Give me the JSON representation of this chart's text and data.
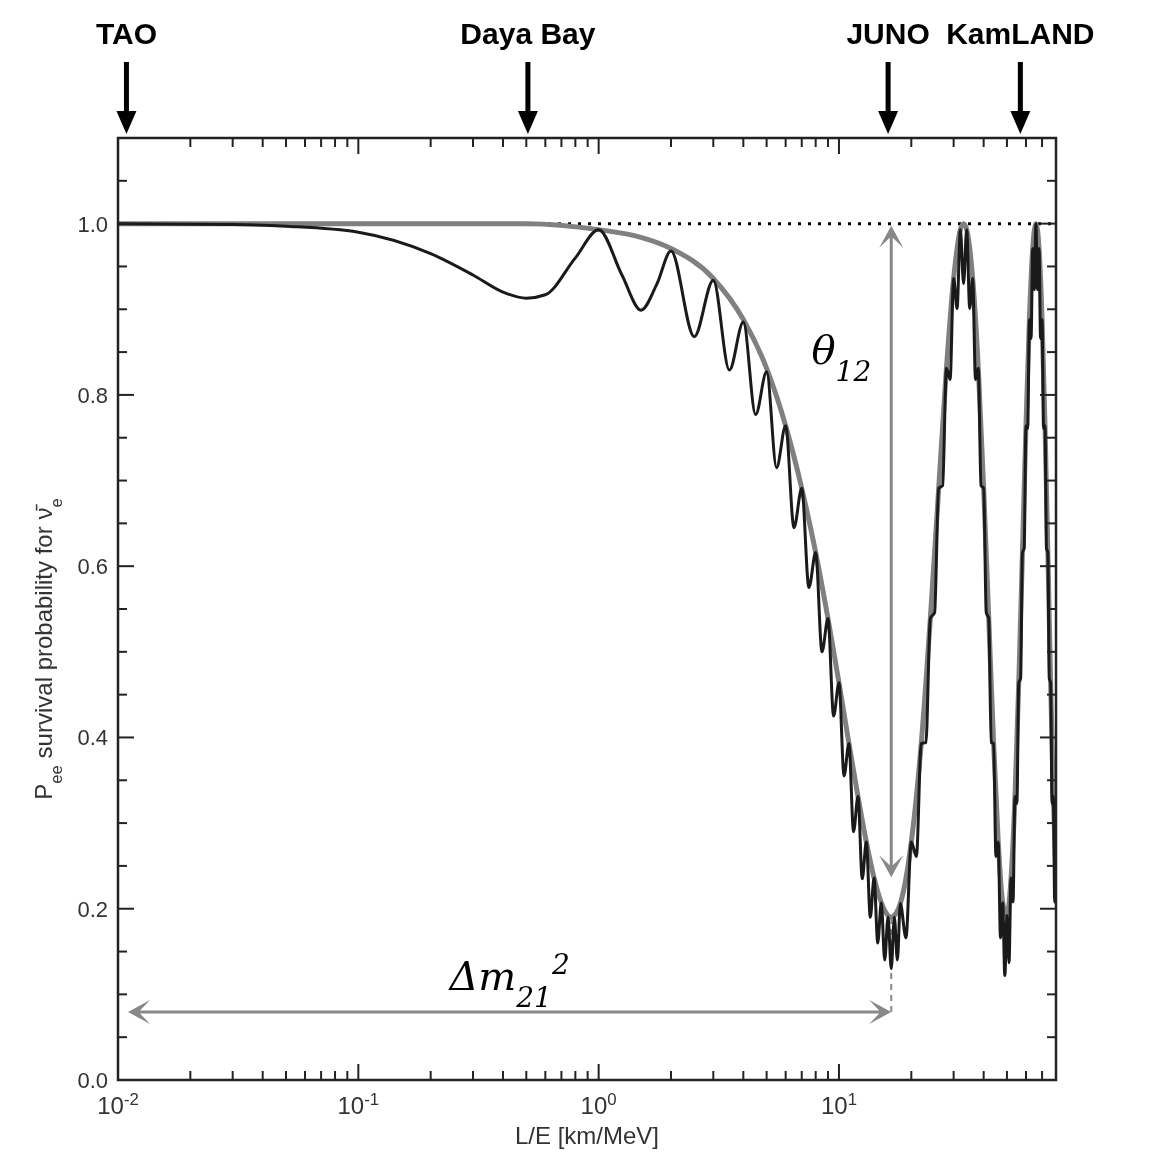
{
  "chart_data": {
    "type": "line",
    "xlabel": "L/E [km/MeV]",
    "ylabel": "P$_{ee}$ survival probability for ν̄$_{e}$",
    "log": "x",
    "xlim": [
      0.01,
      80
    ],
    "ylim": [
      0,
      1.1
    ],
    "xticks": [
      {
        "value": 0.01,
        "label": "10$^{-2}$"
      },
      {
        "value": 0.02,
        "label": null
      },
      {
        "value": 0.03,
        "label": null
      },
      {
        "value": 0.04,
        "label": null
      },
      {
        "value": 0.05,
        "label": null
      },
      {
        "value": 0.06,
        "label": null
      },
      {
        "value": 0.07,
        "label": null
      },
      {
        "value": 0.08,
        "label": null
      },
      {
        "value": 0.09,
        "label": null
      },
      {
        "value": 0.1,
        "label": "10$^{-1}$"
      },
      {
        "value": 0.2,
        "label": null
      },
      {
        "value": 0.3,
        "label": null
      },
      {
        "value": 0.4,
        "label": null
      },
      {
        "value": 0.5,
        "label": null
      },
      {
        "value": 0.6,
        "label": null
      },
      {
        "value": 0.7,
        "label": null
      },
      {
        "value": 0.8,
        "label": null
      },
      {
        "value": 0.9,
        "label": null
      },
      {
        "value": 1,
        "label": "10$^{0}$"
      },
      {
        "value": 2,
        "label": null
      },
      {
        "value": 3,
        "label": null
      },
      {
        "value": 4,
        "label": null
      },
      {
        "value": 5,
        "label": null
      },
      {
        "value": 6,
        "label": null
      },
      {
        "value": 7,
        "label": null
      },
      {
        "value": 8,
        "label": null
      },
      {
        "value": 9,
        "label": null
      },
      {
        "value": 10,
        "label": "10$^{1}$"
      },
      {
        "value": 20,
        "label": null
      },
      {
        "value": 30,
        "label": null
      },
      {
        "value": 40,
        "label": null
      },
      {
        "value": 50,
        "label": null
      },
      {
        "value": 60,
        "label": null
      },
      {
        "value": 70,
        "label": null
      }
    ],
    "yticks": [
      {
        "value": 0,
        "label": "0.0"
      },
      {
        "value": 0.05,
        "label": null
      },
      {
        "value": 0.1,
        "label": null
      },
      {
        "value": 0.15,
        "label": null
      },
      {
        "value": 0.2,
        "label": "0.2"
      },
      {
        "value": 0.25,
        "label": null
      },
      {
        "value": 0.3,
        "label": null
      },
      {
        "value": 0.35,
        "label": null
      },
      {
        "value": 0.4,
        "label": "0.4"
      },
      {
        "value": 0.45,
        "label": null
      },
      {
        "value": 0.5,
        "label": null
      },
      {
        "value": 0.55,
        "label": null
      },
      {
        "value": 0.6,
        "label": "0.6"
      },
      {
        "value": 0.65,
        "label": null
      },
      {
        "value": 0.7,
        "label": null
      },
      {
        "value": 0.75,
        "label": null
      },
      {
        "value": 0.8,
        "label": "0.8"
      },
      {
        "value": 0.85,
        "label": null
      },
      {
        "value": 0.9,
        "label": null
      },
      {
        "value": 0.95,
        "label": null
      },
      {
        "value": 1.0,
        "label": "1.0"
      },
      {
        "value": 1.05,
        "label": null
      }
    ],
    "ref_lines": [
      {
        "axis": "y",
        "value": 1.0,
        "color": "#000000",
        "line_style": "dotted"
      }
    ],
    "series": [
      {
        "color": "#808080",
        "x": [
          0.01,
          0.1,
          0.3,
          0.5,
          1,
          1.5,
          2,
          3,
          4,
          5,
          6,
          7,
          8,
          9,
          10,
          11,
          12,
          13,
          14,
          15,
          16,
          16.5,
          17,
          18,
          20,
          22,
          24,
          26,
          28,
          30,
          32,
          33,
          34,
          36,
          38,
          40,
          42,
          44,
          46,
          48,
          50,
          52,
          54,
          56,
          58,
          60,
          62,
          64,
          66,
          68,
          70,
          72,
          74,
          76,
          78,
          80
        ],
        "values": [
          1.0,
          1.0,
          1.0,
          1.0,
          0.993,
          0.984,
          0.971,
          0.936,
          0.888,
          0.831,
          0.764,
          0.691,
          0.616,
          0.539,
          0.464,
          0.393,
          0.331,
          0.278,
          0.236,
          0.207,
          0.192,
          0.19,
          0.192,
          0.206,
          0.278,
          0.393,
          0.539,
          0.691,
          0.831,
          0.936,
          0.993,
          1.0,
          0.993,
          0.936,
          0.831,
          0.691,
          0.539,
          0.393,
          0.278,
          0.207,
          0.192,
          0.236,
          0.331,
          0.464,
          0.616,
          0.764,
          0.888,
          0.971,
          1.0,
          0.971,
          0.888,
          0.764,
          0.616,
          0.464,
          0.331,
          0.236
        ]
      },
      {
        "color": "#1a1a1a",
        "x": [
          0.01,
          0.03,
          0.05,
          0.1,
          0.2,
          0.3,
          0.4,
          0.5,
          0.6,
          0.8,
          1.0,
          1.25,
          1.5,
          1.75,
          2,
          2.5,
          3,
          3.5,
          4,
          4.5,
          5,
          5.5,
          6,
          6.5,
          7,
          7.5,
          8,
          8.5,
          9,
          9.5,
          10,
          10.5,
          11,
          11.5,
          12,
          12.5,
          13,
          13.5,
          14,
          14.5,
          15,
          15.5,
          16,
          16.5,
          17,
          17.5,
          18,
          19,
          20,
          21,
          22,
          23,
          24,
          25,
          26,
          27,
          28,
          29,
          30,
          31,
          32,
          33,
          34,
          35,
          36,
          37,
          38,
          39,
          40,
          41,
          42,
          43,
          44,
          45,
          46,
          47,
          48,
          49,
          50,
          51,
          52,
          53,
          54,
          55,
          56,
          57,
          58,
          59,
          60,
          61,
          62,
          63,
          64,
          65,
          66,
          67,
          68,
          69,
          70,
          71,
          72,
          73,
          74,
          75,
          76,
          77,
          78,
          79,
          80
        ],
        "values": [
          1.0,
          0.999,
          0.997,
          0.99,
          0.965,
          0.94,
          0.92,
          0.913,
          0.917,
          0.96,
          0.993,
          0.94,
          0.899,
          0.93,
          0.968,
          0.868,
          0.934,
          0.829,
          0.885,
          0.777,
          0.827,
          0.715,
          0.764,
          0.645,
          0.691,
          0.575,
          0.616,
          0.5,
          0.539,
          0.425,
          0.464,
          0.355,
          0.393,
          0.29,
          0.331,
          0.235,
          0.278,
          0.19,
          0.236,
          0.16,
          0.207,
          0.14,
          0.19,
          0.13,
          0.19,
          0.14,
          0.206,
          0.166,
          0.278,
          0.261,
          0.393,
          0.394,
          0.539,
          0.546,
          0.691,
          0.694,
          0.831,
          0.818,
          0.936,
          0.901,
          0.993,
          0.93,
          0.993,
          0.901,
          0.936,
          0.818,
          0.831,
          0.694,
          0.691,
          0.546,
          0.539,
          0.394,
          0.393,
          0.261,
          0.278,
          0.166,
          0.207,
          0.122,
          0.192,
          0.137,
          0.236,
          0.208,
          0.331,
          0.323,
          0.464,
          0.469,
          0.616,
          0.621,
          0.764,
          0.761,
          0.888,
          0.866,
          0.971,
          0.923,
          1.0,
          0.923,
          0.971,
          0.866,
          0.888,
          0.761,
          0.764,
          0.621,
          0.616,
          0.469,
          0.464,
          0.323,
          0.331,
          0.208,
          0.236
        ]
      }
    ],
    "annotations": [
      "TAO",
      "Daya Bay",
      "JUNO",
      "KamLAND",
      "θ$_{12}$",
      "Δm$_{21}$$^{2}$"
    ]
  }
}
────────────────────
- Work to do
Repeat the records above exactly, leaving out any pictures they contain.

- Reply
Give me the JSON representation of this chart's text and data.
{
  "chart_data": {
    "type": "line",
    "xlabel": "L/E [km/MeV]",
    "ylabel": "P$_{ee}$ survival probability for ν̄$_{e}$",
    "log": "x",
    "xlim": [
      0.01,
      80
    ],
    "ylim": [
      0,
      1.1
    ],
    "xticks": [
      {
        "value": 0.01,
        "label": "10$^{-2}$"
      },
      {
        "value": 0.02,
        "label": null
      },
      {
        "value": 0.03,
        "label": null
      },
      {
        "value": 0.04,
        "label": null
      },
      {
        "value": 0.05,
        "label": null
      },
      {
        "value": 0.06,
        "label": null
      },
      {
        "value": 0.07,
        "label": null
      },
      {
        "value": 0.08,
        "label": null
      },
      {
        "value": 0.09,
        "label": null
      },
      {
        "value": 0.1,
        "label": "10$^{-1}$"
      },
      {
        "value": 0.2,
        "label": null
      },
      {
        "value": 0.3,
        "label": null
      },
      {
        "value": 0.4,
        "label": null
      },
      {
        "value": 0.5,
        "label": null
      },
      {
        "value": 0.6,
        "label": null
      },
      {
        "value": 0.7,
        "label": null
      },
      {
        "value": 0.8,
        "label": null
      },
      {
        "value": 0.9,
        "label": null
      },
      {
        "value": 1,
        "label": "10$^{0}$"
      },
      {
        "value": 2,
        "label": null
      },
      {
        "value": 3,
        "label": null
      },
      {
        "value": 4,
        "label": null
      },
      {
        "value": 5,
        "label": null
      },
      {
        "value": 6,
        "label": null
      },
      {
        "value": 7,
        "label": null
      },
      {
        "value": 8,
        "label": null
      },
      {
        "value": 9,
        "label": null
      },
      {
        "value": 10,
        "label": "10$^{1}$"
      },
      {
        "value": 20,
        "label": null
      },
      {
        "value": 30,
        "label": null
      },
      {
        "value": 40,
        "label": null
      },
      {
        "value": 50,
        "label": null
      },
      {
        "value": 60,
        "label": null
      },
      {
        "value": 70,
        "label": null
      }
    ],
    "yticks": [
      {
        "value": 0,
        "label": "0.0"
      },
      {
        "value": 0.05,
        "label": null
      },
      {
        "value": 0.1,
        "label": null
      },
      {
        "value": 0.15,
        "label": null
      },
      {
        "value": 0.2,
        "label": "0.2"
      },
      {
        "value": 0.25,
        "label": null
      },
      {
        "value": 0.3,
        "label": null
      },
      {
        "value": 0.35,
        "label": null
      },
      {
        "value": 0.4,
        "label": "0.4"
      },
      {
        "value": 0.45,
        "label": null
      },
      {
        "value": 0.5,
        "label": null
      },
      {
        "value": 0.55,
        "label": null
      },
      {
        "value": 0.6,
        "label": "0.6"
      },
      {
        "value": 0.65,
        "label": null
      },
      {
        "value": 0.7,
        "label": null
      },
      {
        "value": 0.75,
        "label": null
      },
      {
        "value": 0.8,
        "label": "0.8"
      },
      {
        "value": 0.85,
        "label": null
      },
      {
        "value": 0.9,
        "label": null
      },
      {
        "value": 0.95,
        "label": null
      },
      {
        "value": 1.0,
        "label": "1.0"
      },
      {
        "value": 1.05,
        "label": null
      }
    ],
    "ref_lines": [
      {
        "axis": "y",
        "value": 1.0,
        "color": "#000000",
        "line_style": "dotted"
      }
    ],
    "series": [
      {
        "color": "#808080",
        "x": [
          0.01,
          0.1,
          0.3,
          0.5,
          1,
          1.5,
          2,
          3,
          4,
          5,
          6,
          7,
          8,
          9,
          10,
          11,
          12,
          13,
          14,
          15,
          16,
          16.5,
          17,
          18,
          20,
          22,
          24,
          26,
          28,
          30,
          32,
          33,
          34,
          36,
          38,
          40,
          42,
          44,
          46,
          48,
          50,
          52,
          54,
          56,
          58,
          60,
          62,
          64,
          66,
          68,
          70,
          72,
          74,
          76,
          78,
          80
        ],
        "values": [
          1.0,
          1.0,
          1.0,
          1.0,
          0.993,
          0.984,
          0.971,
          0.936,
          0.888,
          0.831,
          0.764,
          0.691,
          0.616,
          0.539,
          0.464,
          0.393,
          0.331,
          0.278,
          0.236,
          0.207,
          0.192,
          0.19,
          0.192,
          0.206,
          0.278,
          0.393,
          0.539,
          0.691,
          0.831,
          0.936,
          0.993,
          1.0,
          0.993,
          0.936,
          0.831,
          0.691,
          0.539,
          0.393,
          0.278,
          0.207,
          0.192,
          0.236,
          0.331,
          0.464,
          0.616,
          0.764,
          0.888,
          0.971,
          1.0,
          0.971,
          0.888,
          0.764,
          0.616,
          0.464,
          0.331,
          0.236
        ]
      },
      {
        "color": "#1a1a1a",
        "x": [
          0.01,
          0.03,
          0.05,
          0.1,
          0.2,
          0.3,
          0.4,
          0.5,
          0.6,
          0.8,
          1.0,
          1.25,
          1.5,
          1.75,
          2,
          2.5,
          3,
          3.5,
          4,
          4.5,
          5,
          5.5,
          6,
          6.5,
          7,
          7.5,
          8,
          8.5,
          9,
          9.5,
          10,
          10.5,
          11,
          11.5,
          12,
          12.5,
          13,
          13.5,
          14,
          14.5,
          15,
          15.5,
          16,
          16.5,
          17,
          17.5,
          18,
          19,
          20,
          21,
          22,
          23,
          24,
          25,
          26,
          27,
          28,
          29,
          30,
          31,
          32,
          33,
          34,
          35,
          36,
          37,
          38,
          39,
          40,
          41,
          42,
          43,
          44,
          45,
          46,
          47,
          48,
          49,
          50,
          51,
          52,
          53,
          54,
          55,
          56,
          57,
          58,
          59,
          60,
          61,
          62,
          63,
          64,
          65,
          66,
          67,
          68,
          69,
          70,
          71,
          72,
          73,
          74,
          75,
          76,
          77,
          78,
          79,
          80
        ],
        "values": [
          1.0,
          0.999,
          0.997,
          0.99,
          0.965,
          0.94,
          0.92,
          0.913,
          0.917,
          0.96,
          0.993,
          0.94,
          0.899,
          0.93,
          0.968,
          0.868,
          0.934,
          0.829,
          0.885,
          0.777,
          0.827,
          0.715,
          0.764,
          0.645,
          0.691,
          0.575,
          0.616,
          0.5,
          0.539,
          0.425,
          0.464,
          0.355,
          0.393,
          0.29,
          0.331,
          0.235,
          0.278,
          0.19,
          0.236,
          0.16,
          0.207,
          0.14,
          0.19,
          0.13,
          0.19,
          0.14,
          0.206,
          0.166,
          0.278,
          0.261,
          0.393,
          0.394,
          0.539,
          0.546,
          0.691,
          0.694,
          0.831,
          0.818,
          0.936,
          0.901,
          0.993,
          0.93,
          0.993,
          0.901,
          0.936,
          0.818,
          0.831,
          0.694,
          0.691,
          0.546,
          0.539,
          0.394,
          0.393,
          0.261,
          0.278,
          0.166,
          0.207,
          0.122,
          0.192,
          0.137,
          0.236,
          0.208,
          0.331,
          0.323,
          0.464,
          0.469,
          0.616,
          0.621,
          0.764,
          0.761,
          0.888,
          0.866,
          0.971,
          0.923,
          1.0,
          0.923,
          0.971,
          0.866,
          0.888,
          0.761,
          0.764,
          0.621,
          0.616,
          0.469,
          0.464,
          0.323,
          0.331,
          0.208,
          0.236
        ]
      }
    ],
    "annotations": [
      "TAO",
      "Daya Bay",
      "JUNO",
      "KamLAND",
      "θ$_{12}$",
      "Δm$_{21}$$^{2}$"
    ]
  }
}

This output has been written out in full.